____ Given data

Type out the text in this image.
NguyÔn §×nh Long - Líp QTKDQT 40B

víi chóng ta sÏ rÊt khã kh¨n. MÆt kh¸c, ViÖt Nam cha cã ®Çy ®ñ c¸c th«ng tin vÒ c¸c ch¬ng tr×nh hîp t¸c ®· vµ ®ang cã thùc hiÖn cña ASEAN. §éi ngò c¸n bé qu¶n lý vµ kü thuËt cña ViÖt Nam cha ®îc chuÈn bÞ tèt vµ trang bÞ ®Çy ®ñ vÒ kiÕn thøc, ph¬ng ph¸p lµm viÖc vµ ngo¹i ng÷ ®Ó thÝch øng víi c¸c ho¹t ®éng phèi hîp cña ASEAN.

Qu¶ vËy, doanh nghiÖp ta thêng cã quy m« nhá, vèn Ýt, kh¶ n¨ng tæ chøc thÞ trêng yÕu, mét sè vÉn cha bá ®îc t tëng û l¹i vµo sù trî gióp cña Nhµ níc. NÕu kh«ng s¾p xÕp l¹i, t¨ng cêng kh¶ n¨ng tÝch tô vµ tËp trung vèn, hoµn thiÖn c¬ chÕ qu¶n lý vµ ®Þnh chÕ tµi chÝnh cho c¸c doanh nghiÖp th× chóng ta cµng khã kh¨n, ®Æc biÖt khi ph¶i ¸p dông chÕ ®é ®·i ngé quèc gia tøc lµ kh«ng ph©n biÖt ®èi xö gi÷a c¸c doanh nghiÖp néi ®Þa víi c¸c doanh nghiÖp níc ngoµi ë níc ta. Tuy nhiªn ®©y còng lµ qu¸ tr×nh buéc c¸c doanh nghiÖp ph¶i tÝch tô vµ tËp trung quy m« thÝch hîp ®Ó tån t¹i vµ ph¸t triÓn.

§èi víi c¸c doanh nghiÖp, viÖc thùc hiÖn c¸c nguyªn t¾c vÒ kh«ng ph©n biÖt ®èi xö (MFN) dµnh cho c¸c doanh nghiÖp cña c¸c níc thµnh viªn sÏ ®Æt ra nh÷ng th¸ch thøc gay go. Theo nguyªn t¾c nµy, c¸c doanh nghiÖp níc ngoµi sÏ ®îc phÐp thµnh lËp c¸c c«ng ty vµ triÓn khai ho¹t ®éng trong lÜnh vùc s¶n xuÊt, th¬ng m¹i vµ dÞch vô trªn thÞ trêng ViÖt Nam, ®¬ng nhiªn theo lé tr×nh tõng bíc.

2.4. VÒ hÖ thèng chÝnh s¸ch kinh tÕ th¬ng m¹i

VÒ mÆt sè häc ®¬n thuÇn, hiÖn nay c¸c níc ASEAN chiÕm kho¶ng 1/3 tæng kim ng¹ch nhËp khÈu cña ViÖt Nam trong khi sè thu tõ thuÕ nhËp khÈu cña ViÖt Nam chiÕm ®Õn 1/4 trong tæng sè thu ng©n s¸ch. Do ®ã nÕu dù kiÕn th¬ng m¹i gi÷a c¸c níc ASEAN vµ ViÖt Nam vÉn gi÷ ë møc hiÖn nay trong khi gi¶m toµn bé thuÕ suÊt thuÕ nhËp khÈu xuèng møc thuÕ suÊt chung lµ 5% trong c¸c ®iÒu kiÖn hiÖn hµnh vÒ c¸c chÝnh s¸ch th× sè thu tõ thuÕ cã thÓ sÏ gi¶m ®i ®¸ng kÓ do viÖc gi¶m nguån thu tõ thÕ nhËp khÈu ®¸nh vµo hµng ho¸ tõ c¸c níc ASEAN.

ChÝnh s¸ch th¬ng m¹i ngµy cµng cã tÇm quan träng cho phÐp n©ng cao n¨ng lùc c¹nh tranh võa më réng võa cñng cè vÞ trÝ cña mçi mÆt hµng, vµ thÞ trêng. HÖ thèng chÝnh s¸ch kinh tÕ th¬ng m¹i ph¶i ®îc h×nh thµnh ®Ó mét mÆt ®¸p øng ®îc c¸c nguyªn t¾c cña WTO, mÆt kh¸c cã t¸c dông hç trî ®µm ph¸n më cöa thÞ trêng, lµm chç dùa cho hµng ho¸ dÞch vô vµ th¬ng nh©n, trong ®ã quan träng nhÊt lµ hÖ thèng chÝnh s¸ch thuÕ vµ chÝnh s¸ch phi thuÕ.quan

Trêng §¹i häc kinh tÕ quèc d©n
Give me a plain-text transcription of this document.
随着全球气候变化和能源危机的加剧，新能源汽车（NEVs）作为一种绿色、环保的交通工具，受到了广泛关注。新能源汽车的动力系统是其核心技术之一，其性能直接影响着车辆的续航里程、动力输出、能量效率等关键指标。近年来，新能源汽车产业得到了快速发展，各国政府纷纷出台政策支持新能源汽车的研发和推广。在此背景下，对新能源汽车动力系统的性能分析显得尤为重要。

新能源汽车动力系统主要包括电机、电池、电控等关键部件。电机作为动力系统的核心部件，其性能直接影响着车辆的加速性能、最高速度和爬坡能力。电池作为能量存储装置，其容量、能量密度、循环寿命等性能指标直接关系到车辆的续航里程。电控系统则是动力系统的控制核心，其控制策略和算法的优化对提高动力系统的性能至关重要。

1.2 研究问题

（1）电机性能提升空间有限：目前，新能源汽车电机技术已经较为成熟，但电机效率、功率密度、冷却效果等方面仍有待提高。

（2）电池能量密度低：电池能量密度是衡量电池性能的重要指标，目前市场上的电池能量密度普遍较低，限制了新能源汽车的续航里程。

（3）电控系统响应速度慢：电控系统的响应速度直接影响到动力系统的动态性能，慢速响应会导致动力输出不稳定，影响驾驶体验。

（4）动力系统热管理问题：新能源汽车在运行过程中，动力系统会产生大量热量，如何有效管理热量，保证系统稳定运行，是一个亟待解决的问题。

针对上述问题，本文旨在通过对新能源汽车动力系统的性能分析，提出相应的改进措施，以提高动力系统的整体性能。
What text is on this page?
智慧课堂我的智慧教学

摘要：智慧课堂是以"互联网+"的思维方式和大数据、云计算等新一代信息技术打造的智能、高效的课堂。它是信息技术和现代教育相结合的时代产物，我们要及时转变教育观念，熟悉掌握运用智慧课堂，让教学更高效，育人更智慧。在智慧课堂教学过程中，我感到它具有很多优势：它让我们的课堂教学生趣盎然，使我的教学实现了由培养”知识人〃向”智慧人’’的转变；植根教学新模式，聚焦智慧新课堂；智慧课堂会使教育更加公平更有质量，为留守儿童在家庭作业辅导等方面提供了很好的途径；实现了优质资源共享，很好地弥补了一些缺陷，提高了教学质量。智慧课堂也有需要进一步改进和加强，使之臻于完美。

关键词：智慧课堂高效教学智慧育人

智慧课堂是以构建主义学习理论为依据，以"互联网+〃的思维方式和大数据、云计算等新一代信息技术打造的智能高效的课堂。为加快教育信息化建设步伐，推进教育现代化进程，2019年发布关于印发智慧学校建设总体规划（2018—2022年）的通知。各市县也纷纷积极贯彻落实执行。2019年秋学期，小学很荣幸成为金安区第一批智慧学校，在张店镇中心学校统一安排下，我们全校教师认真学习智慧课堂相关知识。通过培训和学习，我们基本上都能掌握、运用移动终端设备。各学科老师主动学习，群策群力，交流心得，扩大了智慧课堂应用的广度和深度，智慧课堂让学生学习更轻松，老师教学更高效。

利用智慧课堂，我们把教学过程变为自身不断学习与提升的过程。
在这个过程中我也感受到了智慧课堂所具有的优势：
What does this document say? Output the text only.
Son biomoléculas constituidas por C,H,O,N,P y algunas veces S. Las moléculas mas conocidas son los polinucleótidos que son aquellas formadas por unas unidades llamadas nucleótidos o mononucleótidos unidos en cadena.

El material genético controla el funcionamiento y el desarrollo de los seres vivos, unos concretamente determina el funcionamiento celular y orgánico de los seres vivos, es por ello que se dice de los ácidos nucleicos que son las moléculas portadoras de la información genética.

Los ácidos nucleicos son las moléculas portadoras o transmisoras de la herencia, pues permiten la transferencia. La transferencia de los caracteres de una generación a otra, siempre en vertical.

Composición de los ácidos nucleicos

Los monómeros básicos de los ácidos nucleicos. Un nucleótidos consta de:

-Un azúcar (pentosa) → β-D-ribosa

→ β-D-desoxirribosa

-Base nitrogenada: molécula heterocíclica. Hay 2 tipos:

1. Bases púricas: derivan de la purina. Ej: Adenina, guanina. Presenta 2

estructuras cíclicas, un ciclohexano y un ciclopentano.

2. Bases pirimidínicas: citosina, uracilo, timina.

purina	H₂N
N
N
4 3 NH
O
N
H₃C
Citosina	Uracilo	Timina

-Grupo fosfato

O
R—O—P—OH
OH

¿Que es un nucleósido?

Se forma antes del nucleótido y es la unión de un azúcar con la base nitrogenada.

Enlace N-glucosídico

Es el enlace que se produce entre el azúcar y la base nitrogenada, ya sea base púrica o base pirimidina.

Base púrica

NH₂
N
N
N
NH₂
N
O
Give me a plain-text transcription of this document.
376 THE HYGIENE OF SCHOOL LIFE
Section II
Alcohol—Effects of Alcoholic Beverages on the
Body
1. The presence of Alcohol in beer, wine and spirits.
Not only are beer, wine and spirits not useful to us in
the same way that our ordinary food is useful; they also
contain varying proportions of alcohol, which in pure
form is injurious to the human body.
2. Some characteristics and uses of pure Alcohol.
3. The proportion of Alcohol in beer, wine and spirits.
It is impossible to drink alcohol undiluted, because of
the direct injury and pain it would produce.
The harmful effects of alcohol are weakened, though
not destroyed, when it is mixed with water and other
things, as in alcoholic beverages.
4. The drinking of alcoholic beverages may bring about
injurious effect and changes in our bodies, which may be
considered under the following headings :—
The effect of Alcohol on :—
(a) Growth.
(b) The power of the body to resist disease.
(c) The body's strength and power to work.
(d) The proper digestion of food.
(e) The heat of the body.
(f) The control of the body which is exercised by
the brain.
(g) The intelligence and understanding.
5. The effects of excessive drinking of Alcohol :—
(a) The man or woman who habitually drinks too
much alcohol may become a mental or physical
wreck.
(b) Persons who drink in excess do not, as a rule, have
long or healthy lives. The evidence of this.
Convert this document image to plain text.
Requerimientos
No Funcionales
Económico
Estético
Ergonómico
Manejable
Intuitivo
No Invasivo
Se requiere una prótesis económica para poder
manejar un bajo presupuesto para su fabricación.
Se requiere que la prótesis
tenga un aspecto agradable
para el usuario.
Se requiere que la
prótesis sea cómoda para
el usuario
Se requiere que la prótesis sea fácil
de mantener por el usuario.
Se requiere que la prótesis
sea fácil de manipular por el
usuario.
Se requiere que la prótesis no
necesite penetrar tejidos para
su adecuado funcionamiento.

________

→ Work to be completed
Where does the word "food" appear? Return each line that holds it.

→ Answer below
the same way that our ordinary food is useful; they also
(d) The proper digestion of food.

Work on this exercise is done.